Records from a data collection

+-------+

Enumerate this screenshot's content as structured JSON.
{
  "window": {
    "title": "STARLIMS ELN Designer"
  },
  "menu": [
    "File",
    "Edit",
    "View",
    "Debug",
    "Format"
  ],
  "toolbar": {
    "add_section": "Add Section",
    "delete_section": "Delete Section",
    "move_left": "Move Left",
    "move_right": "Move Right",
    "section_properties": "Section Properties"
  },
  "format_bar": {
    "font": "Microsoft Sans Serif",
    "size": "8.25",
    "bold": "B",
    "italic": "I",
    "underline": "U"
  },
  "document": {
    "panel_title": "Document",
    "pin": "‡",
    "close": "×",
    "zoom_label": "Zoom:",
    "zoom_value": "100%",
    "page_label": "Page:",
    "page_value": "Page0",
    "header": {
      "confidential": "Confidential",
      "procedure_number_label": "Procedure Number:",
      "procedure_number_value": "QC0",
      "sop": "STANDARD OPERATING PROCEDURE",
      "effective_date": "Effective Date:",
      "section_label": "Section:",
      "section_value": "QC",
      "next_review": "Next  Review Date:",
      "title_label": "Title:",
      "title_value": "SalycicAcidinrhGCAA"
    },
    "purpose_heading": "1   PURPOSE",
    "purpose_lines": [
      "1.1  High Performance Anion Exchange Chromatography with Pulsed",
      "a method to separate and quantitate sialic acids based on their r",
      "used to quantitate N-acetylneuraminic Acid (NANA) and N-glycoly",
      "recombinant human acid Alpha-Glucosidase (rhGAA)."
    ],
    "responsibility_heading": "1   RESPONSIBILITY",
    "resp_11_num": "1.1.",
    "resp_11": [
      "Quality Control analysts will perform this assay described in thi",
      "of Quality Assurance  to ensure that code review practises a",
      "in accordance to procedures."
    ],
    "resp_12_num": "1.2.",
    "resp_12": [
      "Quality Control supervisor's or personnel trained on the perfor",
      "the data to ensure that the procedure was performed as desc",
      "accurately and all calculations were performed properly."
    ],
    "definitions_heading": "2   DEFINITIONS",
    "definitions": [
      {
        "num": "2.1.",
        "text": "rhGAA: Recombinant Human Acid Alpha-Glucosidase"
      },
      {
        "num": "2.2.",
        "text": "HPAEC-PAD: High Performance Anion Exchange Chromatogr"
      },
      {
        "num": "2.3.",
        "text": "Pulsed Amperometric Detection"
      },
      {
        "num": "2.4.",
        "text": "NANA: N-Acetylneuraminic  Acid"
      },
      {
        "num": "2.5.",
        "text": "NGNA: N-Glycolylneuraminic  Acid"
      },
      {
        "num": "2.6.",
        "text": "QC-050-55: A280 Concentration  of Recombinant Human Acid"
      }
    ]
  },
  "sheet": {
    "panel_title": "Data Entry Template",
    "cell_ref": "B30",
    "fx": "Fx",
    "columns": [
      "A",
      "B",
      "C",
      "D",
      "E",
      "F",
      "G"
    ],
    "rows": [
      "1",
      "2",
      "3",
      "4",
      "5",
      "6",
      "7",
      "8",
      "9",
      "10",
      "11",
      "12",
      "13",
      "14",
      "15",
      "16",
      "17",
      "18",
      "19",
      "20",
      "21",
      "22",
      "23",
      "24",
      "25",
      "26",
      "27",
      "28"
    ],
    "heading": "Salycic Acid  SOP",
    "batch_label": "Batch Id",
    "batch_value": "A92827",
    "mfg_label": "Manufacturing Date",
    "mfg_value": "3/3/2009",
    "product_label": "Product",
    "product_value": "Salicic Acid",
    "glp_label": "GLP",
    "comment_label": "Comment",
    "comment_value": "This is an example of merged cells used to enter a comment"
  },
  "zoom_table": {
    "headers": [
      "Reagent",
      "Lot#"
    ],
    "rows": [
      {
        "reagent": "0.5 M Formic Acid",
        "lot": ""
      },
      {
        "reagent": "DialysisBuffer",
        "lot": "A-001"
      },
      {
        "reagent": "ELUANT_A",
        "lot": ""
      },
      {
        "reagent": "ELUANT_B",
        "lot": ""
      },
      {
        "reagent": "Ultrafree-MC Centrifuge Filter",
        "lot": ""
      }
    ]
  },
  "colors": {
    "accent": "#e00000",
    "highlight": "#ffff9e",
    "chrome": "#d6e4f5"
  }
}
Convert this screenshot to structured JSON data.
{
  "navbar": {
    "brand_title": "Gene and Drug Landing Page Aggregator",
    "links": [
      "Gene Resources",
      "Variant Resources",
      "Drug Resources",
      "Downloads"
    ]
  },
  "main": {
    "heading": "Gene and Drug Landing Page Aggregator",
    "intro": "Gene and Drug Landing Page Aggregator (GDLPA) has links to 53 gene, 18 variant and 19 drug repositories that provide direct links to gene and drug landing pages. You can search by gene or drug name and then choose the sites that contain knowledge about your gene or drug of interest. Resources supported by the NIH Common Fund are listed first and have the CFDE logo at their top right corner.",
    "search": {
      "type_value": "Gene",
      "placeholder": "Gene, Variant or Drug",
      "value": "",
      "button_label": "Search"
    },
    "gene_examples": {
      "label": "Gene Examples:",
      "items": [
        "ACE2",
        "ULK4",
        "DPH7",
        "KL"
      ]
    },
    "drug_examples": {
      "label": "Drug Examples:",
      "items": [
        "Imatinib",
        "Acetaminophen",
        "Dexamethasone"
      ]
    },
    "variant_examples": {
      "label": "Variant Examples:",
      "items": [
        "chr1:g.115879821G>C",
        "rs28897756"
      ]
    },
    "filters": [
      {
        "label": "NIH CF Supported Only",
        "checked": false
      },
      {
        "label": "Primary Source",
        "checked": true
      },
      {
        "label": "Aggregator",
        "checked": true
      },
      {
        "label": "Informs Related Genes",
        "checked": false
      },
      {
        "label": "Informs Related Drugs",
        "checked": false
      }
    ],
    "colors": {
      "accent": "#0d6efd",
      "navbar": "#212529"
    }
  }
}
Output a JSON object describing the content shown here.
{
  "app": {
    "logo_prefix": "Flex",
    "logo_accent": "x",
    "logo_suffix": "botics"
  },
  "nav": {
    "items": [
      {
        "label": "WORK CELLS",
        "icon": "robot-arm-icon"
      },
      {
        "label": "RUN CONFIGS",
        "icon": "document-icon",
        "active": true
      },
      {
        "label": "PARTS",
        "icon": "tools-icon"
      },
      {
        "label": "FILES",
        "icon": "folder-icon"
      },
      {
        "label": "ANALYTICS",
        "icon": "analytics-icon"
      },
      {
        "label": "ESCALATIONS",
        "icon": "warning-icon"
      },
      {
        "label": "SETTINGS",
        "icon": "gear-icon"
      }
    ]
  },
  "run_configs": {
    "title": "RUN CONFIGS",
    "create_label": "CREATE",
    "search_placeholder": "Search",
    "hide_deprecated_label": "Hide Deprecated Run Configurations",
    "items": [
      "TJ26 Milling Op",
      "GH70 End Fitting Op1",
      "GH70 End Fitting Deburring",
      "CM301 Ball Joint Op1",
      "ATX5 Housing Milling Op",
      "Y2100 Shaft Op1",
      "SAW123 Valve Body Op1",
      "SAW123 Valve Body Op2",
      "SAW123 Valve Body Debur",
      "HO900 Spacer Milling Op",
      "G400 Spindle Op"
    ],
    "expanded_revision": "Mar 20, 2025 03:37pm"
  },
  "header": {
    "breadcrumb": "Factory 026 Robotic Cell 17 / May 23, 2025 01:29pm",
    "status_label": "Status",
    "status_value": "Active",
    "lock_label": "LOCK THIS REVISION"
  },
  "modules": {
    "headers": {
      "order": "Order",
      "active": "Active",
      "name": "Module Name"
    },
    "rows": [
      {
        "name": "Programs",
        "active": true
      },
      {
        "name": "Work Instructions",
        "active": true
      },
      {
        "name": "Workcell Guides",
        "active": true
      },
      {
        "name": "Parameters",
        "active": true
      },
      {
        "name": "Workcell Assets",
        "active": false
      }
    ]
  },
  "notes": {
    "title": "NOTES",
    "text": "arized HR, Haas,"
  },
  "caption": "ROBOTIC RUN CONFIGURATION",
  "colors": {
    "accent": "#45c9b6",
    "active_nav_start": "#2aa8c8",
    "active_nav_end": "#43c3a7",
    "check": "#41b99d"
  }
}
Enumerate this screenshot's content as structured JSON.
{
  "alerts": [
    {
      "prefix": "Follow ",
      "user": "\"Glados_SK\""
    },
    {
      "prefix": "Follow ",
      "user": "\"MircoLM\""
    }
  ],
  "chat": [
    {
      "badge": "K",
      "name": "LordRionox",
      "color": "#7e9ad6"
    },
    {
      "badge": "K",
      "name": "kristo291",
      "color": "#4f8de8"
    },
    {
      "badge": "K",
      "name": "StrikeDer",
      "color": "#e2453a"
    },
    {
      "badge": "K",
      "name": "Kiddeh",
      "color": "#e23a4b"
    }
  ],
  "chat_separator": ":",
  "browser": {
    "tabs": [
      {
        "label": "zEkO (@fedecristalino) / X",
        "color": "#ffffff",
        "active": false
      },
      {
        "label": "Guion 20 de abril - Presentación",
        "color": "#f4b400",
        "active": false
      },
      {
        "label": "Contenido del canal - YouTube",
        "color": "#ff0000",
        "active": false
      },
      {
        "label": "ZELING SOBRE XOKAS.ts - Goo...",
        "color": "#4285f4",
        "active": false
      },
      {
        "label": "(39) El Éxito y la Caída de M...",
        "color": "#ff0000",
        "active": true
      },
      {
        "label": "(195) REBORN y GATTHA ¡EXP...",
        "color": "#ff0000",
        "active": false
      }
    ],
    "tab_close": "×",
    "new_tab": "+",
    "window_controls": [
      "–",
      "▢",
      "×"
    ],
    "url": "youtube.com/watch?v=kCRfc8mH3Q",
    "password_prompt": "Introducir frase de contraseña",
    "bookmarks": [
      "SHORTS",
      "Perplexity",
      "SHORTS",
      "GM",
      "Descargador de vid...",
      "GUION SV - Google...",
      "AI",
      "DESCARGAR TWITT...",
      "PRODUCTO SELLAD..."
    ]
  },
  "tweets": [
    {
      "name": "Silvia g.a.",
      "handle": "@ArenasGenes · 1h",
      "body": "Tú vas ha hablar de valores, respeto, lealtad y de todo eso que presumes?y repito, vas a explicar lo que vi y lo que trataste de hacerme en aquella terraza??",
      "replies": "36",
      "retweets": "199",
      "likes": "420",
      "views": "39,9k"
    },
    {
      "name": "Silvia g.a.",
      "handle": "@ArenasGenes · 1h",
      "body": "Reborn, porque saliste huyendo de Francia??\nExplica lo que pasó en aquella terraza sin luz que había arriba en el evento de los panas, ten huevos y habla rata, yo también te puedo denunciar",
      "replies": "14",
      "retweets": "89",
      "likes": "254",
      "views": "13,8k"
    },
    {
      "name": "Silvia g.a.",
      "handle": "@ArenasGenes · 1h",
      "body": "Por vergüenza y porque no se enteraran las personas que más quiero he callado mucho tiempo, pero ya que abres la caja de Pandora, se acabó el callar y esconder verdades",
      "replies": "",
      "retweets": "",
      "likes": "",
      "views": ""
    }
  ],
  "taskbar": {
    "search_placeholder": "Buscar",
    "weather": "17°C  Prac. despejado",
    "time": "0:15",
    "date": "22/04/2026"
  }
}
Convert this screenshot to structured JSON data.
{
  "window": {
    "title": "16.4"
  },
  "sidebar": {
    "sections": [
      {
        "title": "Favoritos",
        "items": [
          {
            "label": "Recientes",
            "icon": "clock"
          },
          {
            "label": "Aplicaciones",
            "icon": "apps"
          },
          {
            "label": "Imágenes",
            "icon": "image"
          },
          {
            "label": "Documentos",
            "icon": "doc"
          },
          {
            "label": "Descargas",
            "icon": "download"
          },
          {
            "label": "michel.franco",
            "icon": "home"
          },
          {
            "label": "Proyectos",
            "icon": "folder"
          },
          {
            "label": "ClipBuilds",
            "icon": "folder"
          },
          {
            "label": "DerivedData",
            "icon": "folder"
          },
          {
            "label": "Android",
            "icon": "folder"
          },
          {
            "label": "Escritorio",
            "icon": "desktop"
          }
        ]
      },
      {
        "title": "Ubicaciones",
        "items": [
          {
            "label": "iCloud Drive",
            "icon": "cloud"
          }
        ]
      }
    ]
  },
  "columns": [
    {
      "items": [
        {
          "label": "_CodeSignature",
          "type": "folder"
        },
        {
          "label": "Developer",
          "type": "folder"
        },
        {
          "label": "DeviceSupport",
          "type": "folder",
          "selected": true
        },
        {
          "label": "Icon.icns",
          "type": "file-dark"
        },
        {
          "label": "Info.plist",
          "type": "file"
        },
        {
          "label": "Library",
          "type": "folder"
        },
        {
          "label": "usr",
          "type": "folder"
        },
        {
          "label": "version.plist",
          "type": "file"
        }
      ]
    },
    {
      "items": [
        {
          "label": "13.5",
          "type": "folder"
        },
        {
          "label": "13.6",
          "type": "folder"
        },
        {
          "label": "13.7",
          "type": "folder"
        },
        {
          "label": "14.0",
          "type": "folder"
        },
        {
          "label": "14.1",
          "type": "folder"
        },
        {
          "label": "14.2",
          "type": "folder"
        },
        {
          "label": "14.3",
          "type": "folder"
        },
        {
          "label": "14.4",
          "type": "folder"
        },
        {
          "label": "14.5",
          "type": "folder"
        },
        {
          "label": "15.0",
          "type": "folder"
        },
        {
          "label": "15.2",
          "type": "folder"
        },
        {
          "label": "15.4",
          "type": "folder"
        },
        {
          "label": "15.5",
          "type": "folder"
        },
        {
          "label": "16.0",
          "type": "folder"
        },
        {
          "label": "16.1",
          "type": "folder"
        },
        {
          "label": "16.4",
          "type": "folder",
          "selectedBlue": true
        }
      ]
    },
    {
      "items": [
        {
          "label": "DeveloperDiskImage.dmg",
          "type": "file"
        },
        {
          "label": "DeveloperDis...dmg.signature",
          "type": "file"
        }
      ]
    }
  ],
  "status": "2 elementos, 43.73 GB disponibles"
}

+-------+

PROBLEM STATEMENT. All lines in the entries above that include "quantitate" should be found and copied.

RESULT BELOW.
      "a method to separate and quantitate sialic acids based on their r",
      "used to quantitate N-acetylneuraminic Acid (NANA) and N-glycoly",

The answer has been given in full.